### Dataset records
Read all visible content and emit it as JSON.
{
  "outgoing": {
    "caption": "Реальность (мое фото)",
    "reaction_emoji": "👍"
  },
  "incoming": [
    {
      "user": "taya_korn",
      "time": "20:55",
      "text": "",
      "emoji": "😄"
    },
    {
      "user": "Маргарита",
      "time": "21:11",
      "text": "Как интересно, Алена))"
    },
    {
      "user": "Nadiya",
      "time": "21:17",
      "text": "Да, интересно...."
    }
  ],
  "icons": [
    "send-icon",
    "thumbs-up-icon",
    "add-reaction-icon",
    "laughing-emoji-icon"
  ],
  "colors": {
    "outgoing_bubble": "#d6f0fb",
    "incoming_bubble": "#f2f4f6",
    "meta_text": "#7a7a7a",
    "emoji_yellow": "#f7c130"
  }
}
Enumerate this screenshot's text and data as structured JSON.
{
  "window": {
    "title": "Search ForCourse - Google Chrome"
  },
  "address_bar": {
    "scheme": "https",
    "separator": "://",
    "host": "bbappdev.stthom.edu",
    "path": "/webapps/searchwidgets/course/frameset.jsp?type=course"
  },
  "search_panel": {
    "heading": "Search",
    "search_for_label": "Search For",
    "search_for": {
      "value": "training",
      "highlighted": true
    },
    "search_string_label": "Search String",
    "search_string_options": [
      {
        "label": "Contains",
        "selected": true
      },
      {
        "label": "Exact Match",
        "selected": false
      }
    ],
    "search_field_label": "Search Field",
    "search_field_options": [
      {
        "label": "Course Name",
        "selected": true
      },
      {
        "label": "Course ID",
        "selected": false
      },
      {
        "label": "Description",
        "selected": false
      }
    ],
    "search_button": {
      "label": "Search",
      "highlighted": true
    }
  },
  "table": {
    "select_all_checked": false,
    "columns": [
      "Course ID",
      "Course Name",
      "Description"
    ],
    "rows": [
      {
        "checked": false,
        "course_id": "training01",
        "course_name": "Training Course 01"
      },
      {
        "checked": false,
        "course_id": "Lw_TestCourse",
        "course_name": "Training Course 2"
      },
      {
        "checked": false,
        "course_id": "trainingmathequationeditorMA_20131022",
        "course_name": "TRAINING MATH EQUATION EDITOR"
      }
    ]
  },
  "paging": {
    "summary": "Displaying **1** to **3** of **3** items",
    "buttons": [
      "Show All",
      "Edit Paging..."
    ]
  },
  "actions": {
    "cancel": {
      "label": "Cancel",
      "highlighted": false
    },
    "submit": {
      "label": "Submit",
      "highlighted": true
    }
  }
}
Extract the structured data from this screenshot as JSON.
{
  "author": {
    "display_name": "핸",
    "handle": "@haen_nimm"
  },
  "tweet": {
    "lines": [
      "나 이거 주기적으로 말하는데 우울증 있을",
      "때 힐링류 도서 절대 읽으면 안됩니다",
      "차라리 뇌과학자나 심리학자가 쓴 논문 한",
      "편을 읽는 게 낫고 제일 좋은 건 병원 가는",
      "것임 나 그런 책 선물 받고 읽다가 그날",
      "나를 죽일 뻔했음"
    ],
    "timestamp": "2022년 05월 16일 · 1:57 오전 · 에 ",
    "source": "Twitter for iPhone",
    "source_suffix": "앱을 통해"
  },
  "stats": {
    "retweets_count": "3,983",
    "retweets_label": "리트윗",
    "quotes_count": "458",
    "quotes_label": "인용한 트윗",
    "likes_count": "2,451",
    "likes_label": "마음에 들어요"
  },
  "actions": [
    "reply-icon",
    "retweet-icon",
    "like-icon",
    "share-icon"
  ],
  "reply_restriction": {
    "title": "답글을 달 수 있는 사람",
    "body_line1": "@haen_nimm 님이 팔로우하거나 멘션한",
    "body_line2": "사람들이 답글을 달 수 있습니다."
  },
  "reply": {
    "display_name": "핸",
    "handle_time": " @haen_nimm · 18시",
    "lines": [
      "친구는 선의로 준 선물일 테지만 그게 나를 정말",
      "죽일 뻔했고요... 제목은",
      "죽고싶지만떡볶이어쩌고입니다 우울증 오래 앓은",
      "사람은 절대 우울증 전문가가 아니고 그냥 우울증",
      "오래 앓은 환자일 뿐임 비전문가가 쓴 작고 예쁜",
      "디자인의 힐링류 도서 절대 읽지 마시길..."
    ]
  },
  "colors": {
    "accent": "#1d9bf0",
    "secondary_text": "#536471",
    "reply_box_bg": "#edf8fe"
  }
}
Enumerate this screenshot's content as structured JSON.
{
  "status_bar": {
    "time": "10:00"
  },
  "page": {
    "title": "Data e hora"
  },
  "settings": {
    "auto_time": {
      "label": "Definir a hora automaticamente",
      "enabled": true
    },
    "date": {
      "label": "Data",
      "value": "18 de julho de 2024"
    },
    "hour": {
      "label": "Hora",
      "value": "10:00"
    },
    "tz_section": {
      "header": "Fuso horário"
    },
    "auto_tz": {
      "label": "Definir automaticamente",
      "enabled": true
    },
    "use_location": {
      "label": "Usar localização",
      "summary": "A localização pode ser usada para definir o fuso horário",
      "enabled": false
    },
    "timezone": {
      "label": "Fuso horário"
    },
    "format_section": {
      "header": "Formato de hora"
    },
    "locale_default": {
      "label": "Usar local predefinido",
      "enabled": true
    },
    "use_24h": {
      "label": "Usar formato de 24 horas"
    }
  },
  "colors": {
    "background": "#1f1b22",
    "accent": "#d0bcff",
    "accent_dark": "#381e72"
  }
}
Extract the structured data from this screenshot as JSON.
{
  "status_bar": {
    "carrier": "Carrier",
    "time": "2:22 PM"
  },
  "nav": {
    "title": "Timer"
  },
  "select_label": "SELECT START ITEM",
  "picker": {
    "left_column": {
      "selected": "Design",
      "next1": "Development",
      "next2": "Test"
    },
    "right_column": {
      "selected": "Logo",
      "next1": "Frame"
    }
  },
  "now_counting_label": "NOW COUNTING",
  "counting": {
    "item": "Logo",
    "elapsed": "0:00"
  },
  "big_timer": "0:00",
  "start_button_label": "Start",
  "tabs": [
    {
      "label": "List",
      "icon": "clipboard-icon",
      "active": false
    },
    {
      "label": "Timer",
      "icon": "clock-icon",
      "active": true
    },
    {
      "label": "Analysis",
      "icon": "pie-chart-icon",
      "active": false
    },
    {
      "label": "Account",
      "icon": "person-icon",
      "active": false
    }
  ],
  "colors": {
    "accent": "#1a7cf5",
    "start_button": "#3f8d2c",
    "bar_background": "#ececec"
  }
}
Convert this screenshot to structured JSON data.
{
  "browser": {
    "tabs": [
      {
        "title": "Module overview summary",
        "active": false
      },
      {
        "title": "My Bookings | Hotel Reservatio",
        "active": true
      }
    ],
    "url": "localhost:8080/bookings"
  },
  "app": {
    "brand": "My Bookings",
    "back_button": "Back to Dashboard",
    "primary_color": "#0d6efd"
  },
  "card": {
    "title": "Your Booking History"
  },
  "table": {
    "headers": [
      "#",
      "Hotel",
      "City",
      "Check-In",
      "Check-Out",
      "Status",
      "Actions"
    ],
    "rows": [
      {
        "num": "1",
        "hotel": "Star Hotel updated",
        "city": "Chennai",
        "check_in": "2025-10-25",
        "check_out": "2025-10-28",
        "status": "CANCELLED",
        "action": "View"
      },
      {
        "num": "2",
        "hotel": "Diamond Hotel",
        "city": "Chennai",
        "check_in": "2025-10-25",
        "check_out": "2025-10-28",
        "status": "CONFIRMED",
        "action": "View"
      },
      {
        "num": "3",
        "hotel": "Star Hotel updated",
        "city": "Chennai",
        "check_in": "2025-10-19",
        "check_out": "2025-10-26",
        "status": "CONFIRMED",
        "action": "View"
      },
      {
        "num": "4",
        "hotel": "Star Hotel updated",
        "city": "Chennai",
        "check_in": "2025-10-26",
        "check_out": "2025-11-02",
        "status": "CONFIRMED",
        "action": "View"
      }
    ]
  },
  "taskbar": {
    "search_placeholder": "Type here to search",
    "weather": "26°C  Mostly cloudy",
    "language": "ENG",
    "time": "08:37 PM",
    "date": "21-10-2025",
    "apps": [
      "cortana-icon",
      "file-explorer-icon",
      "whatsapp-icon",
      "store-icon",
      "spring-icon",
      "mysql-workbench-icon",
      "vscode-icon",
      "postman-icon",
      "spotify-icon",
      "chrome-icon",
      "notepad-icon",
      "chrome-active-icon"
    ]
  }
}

### Direction
Determine the number of lines in the records that include the string "content", and respond with that number only.

### Output below
2